Recorded data
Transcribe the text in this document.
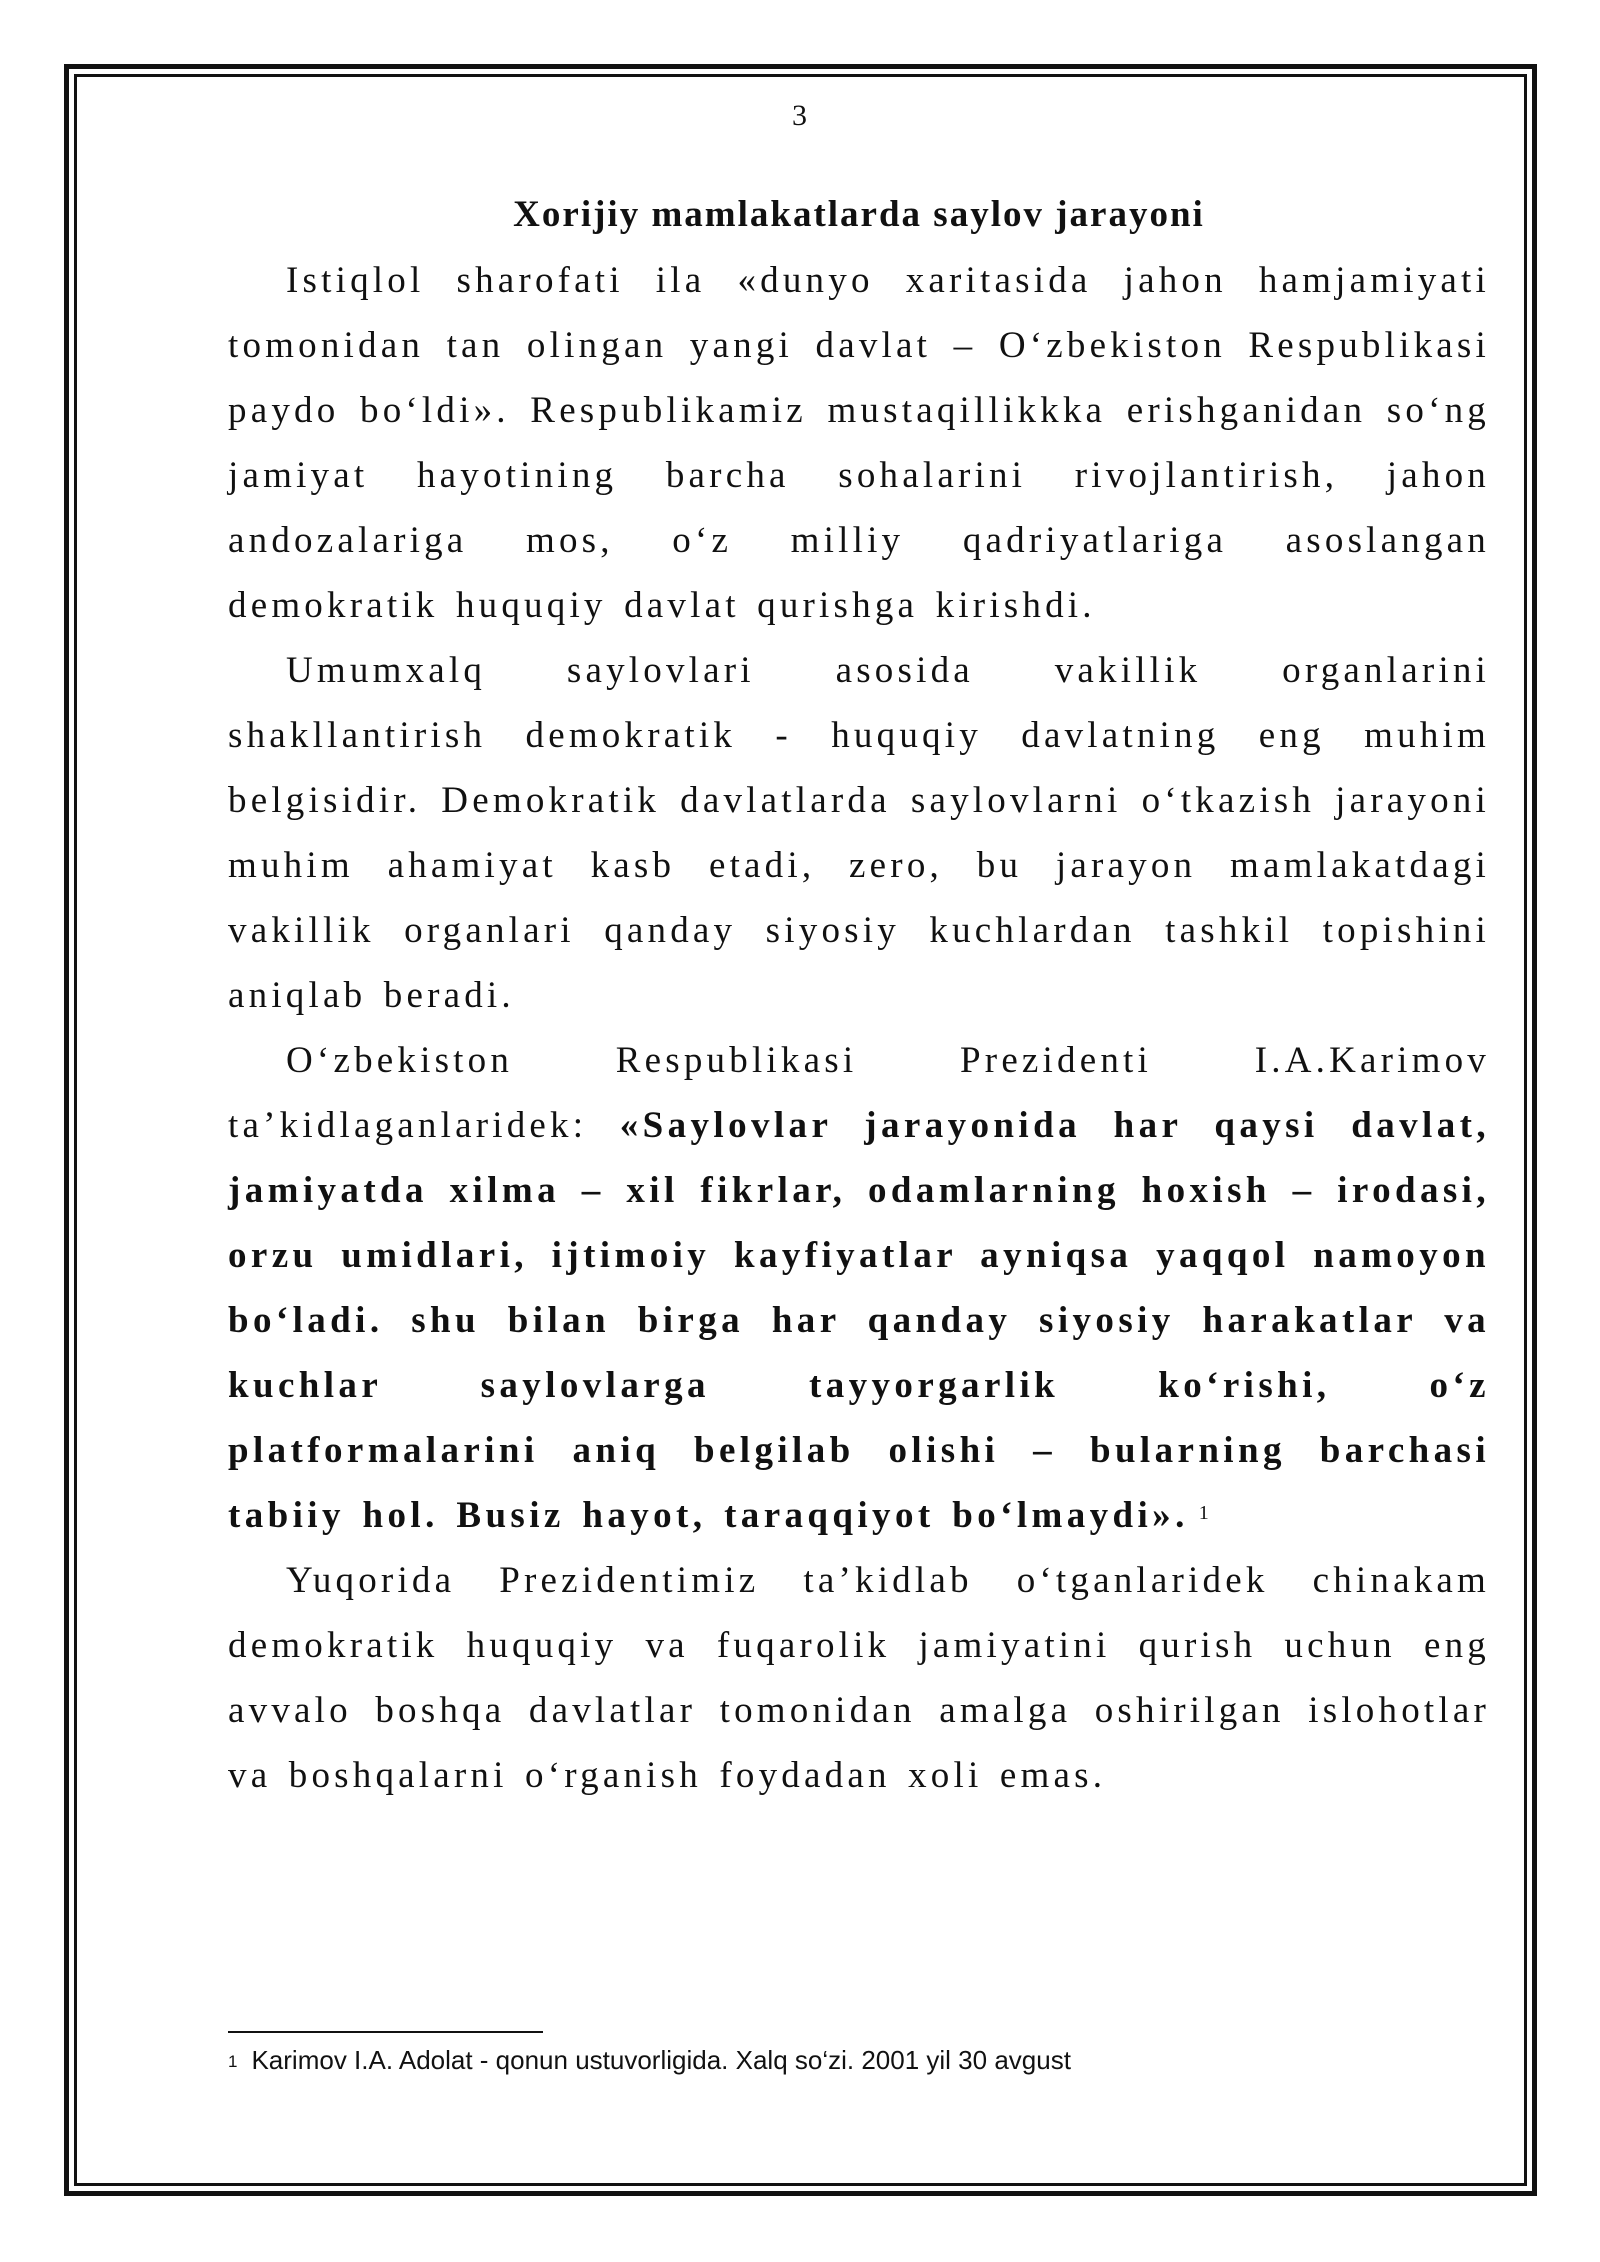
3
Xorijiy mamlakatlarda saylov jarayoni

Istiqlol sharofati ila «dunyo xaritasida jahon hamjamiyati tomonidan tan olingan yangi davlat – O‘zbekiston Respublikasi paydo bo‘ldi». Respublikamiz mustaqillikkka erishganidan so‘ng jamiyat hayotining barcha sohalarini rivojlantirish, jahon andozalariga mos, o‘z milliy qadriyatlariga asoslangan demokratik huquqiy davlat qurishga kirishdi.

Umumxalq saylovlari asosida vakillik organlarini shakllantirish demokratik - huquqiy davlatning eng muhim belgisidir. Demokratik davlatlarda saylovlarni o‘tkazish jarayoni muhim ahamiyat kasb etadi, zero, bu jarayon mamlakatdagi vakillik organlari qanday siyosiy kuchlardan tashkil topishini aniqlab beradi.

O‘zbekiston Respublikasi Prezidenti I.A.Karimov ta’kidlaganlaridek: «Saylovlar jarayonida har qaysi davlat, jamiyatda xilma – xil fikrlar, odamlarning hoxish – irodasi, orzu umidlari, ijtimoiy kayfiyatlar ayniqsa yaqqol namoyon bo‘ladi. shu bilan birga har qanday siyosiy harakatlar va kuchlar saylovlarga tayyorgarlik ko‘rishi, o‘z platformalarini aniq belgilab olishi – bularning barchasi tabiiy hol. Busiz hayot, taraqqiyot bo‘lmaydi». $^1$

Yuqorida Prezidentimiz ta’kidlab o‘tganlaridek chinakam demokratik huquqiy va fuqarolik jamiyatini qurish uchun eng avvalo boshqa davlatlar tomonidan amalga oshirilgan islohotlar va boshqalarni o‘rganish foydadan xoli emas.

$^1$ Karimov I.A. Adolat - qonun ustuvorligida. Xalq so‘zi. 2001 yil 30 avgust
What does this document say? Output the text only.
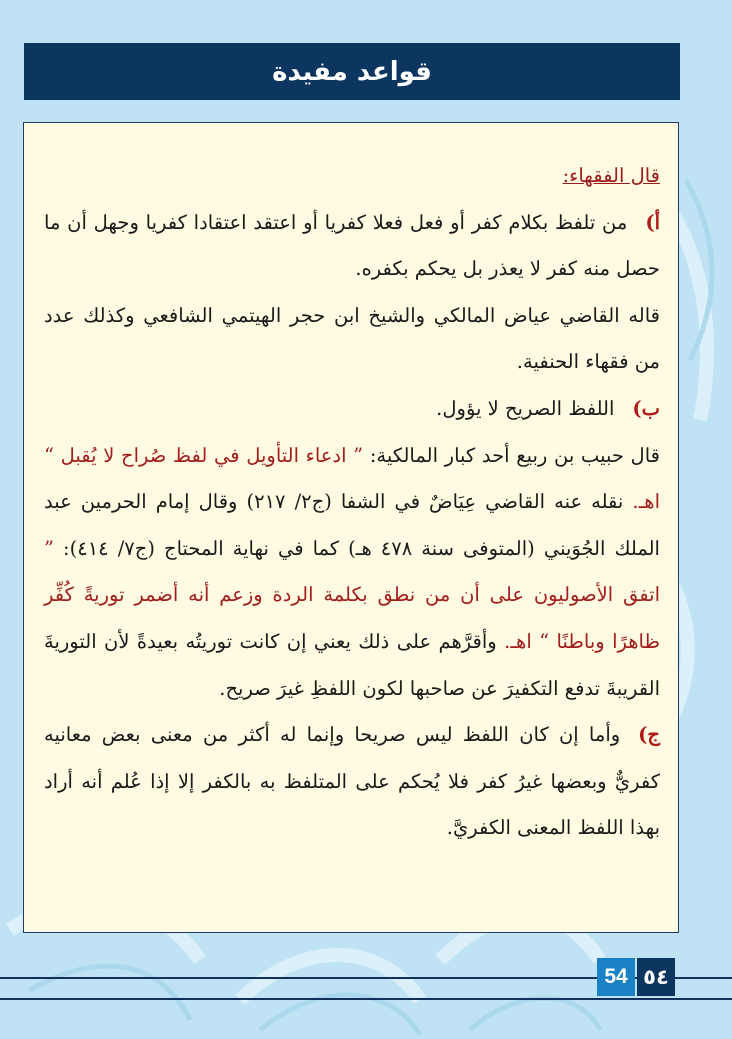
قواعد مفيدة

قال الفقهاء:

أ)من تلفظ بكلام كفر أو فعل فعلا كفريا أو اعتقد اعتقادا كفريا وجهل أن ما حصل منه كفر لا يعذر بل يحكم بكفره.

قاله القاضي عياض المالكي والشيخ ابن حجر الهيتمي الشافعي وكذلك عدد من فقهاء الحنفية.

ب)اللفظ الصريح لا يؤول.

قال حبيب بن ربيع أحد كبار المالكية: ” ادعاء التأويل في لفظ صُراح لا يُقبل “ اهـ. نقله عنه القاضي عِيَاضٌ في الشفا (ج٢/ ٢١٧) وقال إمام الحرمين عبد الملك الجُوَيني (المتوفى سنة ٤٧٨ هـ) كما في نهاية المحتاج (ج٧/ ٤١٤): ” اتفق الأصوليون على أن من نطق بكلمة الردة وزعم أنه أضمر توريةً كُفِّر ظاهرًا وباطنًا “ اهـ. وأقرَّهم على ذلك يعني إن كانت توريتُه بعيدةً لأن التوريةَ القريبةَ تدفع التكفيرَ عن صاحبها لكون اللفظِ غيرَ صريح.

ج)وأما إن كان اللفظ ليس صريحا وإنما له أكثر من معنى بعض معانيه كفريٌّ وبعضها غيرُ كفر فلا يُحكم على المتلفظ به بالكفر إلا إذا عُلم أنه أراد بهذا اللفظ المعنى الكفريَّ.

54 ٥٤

▶ [Exercise aim] Copy out every line of the material above exactly, skipping the pictures.

▶ [Full answer]
Transcribe the text in this document.
3
Xorijiy mamlakatlarda saylov jarayoni

Istiqlol sharofati ila «dunyo xaritasida jahon hamjamiyati tomonidan tan olingan yangi davlat – O‘zbekiston Respublikasi paydo bo‘ldi». Respublikamiz mustaqillikkka erishganidan so‘ng jamiyat hayotining barcha sohalarini rivojlantirish, jahon andozalariga mos, o‘z milliy qadriyatlariga asoslangan demokratik huquqiy davlat qurishga kirishdi.

Umumxalq saylovlari asosida vakillik organlarini shakllantirish demokratik - huquqiy davlatning eng muhim belgisidir. Demokratik davlatlarda saylovlarni o‘tkazish jarayoni muhim ahamiyat kasb etadi, zero, bu jarayon mamlakatdagi vakillik organlari qanday siyosiy kuchlardan tashkil topishini aniqlab beradi.

O‘zbekiston Respublikasi Prezidenti I.A.Karimov ta’kidlaganlaridek: «Saylovlar jarayonida har qaysi davlat, jamiyatda xilma – xil fikrlar, odamlarning hoxish – irodasi, orzu umidlari, ijtimoiy kayfiyatlar ayniqsa yaqqol namoyon bo‘ladi. shu bilan birga har qanday siyosiy harakatlar va kuchlar saylovlarga tayyorgarlik ko‘rishi, o‘z platformalarini aniq belgilab olishi – bularning barchasi tabiiy hol. Busiz hayot, taraqqiyot bo‘lmaydi». $^1$

Yuqorida Prezidentimiz ta’kidlab o‘tganlaridek chinakam demokratik huquqiy va fuqarolik jamiyatini qurish uchun eng avvalo boshqa davlatlar tomonidan amalga oshirilgan islohotlar va boshqalarni o‘rganish foydadan xoli emas.

$^1$ Karimov I.A. Adolat - qonun ustuvorligida. Xalq so‘zi. 2001 yil 30 avgust
What does this document say? Output the text only.
قواعد مفيدة

قال الفقهاء:

أ)من تلفظ بكلام كفر أو فعل فعلا كفريا أو اعتقد اعتقادا كفريا وجهل أن ما حصل منه كفر لا يعذر بل يحكم بكفره.

قاله القاضي عياض المالكي والشيخ ابن حجر الهيتمي الشافعي وكذلك عدد من فقهاء الحنفية.

ب)اللفظ الصريح لا يؤول.

قال حبيب بن ربيع أحد كبار المالكية: ” ادعاء التأويل في لفظ صُراح لا يُقبل “ اهـ. نقله عنه القاضي عِيَاضٌ في الشفا (ج٢/ ٢١٧) وقال إمام الحرمين عبد الملك الجُوَيني (المتوفى سنة ٤٧٨ هـ) كما في نهاية المحتاج (ج٧/ ٤١٤): ” اتفق الأصوليون على أن من نطق بكلمة الردة وزعم أنه أضمر توريةً كُفِّر ظاهرًا وباطنًا “ اهـ. وأقرَّهم على ذلك يعني إن كانت توريتُه بعيدةً لأن التوريةَ القريبةَ تدفع التكفيرَ عن صاحبها لكون اللفظِ غيرَ صريح.

ج)وأما إن كان اللفظ ليس صريحا وإنما له أكثر من معنى بعض معانيه كفريٌّ وبعضها غيرُ كفر فلا يُحكم على المتلفظ به بالكفر إلا إذا عُلم أنه أراد بهذا اللفظ المعنى الكفريَّ.

54 ٥٤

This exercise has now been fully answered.